-- Begin Records shown --

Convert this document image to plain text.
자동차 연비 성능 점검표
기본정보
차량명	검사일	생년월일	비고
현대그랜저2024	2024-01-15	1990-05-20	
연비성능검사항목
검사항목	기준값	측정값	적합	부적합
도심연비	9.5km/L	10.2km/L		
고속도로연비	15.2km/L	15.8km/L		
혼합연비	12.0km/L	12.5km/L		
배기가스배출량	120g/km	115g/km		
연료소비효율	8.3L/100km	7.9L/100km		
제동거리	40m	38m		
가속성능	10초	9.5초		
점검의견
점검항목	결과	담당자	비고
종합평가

-- End Records shown --
-- Begin Records shown --

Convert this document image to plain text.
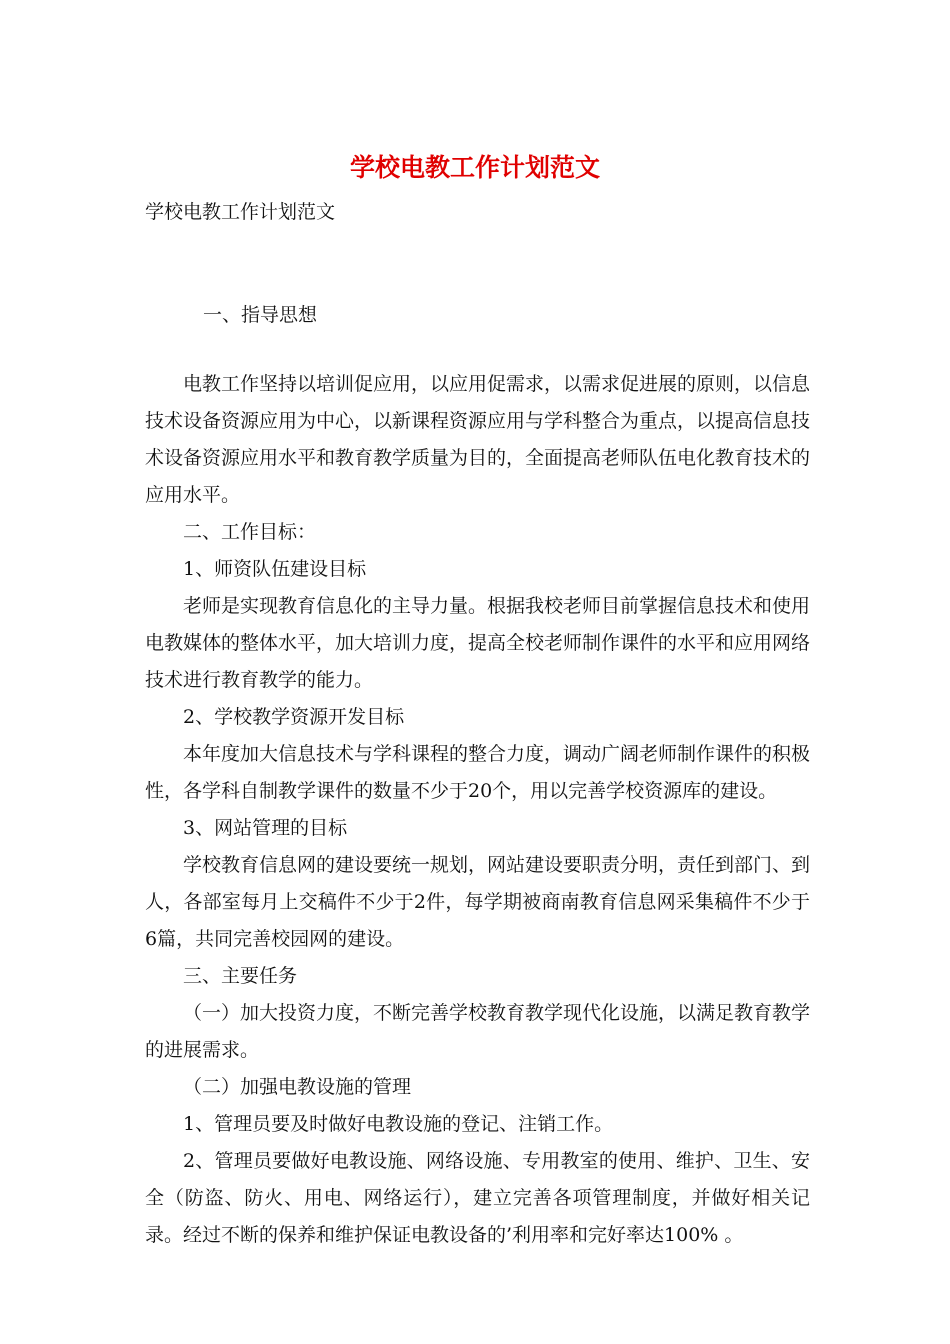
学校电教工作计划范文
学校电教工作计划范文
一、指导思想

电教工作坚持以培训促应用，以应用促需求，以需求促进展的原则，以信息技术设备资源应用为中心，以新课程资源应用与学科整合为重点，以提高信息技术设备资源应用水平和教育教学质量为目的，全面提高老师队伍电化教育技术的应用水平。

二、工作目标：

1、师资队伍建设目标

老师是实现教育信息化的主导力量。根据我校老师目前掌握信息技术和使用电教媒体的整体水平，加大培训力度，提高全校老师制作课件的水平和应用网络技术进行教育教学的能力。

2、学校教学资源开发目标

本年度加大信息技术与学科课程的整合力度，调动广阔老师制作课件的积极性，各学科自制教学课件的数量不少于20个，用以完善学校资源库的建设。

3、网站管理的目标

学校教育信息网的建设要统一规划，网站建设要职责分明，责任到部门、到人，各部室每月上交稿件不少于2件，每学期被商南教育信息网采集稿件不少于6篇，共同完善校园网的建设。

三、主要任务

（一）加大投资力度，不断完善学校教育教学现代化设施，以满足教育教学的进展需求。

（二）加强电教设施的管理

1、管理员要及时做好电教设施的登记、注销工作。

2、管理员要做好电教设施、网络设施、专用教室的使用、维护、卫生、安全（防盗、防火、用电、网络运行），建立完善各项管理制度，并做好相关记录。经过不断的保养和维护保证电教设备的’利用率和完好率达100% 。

-- End Records shown --
-- Begin Records shown --

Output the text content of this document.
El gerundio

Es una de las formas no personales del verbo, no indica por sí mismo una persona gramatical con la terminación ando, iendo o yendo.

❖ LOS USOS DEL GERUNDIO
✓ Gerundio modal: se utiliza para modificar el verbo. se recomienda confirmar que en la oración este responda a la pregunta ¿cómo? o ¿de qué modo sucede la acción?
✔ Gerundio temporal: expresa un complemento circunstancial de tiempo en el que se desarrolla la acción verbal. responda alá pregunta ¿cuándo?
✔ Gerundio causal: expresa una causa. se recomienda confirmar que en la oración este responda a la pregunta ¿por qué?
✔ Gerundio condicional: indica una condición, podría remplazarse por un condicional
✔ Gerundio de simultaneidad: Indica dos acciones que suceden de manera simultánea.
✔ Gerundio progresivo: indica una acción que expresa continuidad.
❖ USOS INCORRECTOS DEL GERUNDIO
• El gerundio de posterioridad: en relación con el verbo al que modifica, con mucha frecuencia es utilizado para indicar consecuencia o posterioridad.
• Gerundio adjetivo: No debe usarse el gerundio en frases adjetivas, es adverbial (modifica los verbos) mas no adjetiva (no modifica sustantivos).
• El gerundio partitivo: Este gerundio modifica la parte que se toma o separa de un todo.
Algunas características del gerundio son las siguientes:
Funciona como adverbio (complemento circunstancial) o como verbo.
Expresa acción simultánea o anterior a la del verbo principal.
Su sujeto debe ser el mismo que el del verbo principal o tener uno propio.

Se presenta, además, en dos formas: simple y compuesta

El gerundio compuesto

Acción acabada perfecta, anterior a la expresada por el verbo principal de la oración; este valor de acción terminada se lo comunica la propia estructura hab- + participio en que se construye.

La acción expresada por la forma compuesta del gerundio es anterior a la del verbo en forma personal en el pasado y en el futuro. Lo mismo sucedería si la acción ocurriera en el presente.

-- End Records shown --

Say how many lines contain "simultánea", and give nothing but that number.

• **Worked solution**: 2